>> BEGIN

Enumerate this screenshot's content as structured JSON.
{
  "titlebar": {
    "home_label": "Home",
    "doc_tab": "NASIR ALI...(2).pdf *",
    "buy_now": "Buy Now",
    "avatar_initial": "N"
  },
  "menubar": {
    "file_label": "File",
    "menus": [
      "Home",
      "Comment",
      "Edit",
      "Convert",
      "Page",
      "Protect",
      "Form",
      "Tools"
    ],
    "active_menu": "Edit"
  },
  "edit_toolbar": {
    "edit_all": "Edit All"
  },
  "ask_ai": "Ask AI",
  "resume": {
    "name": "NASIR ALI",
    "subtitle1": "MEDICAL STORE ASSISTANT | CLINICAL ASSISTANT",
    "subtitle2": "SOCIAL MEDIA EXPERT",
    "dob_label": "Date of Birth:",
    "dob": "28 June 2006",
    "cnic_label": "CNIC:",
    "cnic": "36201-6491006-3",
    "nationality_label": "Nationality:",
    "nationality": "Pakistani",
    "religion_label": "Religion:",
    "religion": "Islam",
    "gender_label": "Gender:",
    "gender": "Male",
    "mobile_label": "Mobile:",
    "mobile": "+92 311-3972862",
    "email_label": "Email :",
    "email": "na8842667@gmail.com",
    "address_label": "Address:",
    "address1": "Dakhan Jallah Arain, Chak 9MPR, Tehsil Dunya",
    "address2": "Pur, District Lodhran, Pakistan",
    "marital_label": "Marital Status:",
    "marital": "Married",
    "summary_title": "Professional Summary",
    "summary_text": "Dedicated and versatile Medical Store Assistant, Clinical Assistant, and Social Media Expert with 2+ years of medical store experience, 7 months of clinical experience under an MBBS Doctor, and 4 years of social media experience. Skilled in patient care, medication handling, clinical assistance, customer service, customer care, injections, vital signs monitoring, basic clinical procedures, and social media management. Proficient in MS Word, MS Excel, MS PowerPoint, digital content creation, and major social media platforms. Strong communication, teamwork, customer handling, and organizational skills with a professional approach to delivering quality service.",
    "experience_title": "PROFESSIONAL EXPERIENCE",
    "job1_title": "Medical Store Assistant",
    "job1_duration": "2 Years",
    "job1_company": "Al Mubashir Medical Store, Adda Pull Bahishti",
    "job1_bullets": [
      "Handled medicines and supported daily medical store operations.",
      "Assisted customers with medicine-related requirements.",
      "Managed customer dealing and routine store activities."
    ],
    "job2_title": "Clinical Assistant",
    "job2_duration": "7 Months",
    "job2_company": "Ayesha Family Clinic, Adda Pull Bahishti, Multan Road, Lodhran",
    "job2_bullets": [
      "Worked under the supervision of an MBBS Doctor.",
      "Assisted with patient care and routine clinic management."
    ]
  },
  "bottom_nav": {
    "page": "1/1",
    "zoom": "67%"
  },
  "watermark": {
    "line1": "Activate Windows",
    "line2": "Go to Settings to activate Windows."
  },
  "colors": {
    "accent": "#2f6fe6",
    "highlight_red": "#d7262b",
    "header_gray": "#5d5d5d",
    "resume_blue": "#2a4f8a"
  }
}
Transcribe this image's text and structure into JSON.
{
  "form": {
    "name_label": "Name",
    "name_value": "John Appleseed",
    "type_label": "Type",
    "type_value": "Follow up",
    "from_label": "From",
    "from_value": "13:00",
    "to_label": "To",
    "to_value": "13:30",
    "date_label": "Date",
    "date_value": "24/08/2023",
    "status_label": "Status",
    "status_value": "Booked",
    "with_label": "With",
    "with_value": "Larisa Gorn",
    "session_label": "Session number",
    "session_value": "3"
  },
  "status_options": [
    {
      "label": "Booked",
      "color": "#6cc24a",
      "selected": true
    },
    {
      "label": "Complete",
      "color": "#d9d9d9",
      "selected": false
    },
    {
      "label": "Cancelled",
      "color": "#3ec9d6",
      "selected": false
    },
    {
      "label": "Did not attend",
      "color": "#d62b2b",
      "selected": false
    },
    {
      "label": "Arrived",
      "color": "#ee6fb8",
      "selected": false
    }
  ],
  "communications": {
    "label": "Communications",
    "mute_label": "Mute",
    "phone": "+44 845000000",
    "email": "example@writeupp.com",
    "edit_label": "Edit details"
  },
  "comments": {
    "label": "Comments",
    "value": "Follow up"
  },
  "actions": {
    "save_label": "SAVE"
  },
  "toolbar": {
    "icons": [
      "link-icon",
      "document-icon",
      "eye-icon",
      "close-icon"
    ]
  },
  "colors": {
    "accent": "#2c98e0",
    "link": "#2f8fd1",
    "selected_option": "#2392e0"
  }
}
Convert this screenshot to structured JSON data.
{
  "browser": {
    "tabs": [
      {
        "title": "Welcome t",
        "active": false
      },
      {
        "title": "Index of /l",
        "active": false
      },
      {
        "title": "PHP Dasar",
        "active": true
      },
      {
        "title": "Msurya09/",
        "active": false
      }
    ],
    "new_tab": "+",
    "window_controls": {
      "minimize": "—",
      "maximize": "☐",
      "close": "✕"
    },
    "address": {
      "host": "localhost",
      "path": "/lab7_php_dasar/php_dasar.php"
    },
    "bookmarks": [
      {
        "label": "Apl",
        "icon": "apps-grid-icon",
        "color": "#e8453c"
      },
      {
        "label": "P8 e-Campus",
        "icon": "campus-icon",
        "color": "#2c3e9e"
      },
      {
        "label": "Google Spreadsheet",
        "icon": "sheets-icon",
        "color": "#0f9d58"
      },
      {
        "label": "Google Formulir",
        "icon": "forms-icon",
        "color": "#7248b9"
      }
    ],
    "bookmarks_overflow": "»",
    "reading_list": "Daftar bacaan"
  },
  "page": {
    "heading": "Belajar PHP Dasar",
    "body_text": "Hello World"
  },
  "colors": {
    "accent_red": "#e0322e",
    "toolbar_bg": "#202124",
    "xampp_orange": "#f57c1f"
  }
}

>> END

Exercise directions: Go through the material above and count the lines that include "patient". Give the number alone.

Solution to this exercise: 2